» Records provided:
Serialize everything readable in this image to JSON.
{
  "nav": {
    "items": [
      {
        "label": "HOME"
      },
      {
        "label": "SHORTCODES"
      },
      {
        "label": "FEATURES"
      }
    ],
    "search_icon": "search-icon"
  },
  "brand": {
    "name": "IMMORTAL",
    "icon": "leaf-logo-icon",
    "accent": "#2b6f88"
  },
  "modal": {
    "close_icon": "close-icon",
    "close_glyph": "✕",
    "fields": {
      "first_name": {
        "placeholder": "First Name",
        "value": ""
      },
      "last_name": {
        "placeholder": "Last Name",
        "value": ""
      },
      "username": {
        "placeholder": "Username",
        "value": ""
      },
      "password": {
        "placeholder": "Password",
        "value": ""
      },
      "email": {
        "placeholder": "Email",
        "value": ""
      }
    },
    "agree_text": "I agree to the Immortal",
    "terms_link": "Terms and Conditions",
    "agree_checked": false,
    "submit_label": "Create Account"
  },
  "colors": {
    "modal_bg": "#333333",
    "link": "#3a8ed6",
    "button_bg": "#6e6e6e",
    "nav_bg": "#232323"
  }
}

» What you need to do: Pick out each line in the material containing "placeholder".

» Solution below:
        "placeholder": "First Name",
        "placeholder": "Last Name",
        "placeholder": "Username",
        "placeholder": "Password",
        "placeholder": "Email",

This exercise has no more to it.